INSTRUCTIONS TO FOLLOW
Extract each line from the entries below that has the string "White" in it.

RECORDS TO PROCESS
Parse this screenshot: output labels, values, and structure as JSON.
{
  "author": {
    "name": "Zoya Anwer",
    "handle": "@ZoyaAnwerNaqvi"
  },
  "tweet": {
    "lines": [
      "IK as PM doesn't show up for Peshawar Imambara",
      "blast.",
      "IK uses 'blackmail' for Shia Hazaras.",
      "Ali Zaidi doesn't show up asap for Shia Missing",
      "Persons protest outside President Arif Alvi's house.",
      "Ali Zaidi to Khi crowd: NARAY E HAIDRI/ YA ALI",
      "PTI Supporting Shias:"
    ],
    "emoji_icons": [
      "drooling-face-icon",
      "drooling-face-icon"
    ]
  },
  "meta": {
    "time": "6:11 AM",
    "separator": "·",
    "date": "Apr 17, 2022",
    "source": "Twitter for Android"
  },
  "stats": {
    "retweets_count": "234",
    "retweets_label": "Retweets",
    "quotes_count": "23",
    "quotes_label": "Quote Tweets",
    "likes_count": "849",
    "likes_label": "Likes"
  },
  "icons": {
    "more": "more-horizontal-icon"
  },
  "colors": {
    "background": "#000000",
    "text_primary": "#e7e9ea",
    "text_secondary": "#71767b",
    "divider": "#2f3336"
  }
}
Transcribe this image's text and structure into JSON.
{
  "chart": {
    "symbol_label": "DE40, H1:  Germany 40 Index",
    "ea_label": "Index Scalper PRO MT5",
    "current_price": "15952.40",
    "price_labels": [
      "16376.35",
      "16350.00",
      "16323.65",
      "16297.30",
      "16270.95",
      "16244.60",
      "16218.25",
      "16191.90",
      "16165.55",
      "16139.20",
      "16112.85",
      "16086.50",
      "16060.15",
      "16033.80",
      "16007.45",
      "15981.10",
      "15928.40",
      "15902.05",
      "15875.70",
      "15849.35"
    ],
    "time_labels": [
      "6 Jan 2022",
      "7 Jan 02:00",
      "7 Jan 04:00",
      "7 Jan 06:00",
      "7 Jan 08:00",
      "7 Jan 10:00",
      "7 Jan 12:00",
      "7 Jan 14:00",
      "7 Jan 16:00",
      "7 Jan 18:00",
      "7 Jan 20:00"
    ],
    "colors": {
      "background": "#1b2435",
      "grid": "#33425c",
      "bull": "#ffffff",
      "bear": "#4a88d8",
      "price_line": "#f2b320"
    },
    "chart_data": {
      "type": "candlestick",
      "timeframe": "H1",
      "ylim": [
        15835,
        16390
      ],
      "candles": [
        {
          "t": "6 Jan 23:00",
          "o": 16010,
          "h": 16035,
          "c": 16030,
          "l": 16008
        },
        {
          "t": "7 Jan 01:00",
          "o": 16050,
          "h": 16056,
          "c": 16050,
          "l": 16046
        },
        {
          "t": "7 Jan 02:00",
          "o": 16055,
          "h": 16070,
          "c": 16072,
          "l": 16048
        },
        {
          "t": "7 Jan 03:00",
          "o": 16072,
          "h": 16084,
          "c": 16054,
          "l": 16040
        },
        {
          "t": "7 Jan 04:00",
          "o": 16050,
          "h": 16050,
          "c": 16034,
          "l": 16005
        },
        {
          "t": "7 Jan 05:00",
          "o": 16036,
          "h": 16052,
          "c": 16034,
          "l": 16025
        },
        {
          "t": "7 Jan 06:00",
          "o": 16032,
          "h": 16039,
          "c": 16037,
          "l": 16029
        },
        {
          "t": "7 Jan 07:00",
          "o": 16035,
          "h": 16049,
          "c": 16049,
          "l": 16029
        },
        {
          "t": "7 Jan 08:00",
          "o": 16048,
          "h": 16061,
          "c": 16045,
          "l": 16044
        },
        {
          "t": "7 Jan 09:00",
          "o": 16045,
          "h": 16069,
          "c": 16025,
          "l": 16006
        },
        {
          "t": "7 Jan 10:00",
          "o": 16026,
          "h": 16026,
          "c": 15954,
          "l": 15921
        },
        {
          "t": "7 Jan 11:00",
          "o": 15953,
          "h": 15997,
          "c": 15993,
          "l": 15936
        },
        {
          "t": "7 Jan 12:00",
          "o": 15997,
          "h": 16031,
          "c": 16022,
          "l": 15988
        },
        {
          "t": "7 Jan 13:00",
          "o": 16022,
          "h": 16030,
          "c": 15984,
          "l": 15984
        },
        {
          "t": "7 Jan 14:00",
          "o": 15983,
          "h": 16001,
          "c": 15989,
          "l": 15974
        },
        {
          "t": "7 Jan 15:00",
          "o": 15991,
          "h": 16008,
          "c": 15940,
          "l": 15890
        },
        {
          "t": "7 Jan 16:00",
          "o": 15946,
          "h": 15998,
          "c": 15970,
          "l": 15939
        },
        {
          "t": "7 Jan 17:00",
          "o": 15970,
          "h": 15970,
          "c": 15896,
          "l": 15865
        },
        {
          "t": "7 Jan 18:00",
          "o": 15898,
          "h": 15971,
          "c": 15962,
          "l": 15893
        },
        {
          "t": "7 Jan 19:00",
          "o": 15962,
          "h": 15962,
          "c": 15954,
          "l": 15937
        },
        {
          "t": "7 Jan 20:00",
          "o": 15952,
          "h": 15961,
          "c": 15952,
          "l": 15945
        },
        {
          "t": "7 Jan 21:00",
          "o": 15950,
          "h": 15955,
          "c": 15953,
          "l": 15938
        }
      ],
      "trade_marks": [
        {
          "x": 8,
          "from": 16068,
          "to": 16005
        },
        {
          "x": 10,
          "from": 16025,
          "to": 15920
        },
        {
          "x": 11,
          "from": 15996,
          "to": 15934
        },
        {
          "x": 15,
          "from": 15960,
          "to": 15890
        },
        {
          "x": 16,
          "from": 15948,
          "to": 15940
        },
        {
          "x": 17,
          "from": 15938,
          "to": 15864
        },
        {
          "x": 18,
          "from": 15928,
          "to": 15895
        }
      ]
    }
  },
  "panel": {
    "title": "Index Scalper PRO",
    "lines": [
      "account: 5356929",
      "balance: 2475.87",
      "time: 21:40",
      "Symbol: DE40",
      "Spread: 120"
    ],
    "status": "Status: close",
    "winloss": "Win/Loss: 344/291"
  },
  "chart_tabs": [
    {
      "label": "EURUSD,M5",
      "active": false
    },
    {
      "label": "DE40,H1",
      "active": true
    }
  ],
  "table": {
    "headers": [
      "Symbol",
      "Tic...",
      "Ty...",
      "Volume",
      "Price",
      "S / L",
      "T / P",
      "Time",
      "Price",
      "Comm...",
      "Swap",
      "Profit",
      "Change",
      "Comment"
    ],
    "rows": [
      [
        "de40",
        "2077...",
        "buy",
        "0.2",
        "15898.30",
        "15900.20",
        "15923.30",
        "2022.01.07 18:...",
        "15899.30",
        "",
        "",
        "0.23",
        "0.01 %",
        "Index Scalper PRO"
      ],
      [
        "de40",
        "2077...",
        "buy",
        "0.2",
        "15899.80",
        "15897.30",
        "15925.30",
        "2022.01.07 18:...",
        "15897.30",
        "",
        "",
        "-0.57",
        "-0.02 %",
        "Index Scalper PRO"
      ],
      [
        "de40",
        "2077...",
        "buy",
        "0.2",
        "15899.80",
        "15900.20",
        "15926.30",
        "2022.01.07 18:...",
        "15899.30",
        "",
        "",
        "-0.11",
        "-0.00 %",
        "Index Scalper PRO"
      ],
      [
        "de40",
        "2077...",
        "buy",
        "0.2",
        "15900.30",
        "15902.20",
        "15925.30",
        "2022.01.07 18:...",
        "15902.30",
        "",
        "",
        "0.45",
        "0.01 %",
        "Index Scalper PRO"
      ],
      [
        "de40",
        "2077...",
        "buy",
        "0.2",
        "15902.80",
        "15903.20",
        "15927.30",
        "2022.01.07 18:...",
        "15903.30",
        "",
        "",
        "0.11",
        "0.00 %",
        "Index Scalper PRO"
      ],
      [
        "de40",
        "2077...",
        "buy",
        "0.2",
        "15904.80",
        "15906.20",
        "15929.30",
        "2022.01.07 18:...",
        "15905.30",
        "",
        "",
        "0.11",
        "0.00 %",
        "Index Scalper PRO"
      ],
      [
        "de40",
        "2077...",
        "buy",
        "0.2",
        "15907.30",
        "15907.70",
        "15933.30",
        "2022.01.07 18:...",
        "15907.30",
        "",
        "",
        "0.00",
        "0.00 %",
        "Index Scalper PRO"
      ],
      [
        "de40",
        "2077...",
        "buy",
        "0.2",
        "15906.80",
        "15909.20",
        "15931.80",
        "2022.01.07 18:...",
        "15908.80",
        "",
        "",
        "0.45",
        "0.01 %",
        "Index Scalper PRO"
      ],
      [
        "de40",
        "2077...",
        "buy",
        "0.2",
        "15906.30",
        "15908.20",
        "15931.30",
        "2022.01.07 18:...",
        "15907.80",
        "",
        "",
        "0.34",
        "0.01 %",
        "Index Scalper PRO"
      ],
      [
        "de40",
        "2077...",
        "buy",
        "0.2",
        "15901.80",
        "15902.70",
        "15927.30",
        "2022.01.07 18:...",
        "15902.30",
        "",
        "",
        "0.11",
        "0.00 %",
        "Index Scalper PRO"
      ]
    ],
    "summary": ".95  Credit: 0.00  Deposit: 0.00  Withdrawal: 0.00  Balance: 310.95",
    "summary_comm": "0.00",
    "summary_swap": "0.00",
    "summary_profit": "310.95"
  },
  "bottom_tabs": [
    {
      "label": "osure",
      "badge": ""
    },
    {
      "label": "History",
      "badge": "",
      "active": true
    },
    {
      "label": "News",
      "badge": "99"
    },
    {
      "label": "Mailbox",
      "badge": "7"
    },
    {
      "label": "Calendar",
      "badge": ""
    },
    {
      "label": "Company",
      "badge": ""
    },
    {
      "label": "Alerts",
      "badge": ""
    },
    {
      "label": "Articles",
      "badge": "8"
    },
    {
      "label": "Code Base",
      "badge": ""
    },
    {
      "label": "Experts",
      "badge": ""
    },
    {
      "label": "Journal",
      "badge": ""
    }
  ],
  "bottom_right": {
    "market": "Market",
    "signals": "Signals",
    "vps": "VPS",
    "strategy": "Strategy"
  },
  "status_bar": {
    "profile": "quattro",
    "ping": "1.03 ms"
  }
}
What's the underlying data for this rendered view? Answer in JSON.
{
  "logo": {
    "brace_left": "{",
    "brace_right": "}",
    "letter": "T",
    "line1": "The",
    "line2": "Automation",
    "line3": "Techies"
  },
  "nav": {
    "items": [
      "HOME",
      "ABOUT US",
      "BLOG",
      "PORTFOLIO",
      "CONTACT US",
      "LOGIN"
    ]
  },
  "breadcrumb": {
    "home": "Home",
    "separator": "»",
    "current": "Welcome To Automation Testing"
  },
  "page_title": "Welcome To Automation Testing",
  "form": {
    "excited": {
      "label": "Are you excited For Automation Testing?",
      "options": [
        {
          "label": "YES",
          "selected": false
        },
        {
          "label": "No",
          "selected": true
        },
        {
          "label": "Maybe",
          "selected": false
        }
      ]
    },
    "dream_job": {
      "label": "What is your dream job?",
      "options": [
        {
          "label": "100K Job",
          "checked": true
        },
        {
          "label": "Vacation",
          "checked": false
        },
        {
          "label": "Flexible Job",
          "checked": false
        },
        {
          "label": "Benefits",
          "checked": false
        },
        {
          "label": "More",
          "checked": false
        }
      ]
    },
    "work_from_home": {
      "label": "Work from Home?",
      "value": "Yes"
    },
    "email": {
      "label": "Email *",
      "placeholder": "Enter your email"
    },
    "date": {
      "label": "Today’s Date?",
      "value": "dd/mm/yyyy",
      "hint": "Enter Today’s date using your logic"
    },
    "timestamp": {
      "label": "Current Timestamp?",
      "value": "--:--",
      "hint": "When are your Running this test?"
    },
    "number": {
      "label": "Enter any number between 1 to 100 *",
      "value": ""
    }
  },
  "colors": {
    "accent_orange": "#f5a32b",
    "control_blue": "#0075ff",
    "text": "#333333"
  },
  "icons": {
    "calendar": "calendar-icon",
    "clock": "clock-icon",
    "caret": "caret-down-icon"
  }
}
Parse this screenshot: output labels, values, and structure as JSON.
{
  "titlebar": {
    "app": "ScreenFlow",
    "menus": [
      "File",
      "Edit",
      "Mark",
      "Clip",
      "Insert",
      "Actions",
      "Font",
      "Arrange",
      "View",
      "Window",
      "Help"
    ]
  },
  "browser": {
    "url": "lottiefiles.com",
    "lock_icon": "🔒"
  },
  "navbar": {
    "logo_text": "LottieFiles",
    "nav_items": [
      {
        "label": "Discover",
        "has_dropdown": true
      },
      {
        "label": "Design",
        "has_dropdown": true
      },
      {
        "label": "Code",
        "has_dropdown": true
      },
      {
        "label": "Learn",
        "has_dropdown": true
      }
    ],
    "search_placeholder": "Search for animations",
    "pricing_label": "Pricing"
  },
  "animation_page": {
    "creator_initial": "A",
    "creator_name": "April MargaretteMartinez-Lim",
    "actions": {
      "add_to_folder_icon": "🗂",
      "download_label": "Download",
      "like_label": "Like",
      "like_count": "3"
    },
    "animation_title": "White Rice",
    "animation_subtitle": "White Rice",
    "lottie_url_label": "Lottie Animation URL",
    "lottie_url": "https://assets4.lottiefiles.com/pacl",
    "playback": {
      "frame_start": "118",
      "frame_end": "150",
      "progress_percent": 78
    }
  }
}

THE SOLUTION
    "animation_title": "White Rice",
    "animation_subtitle": "White Rice",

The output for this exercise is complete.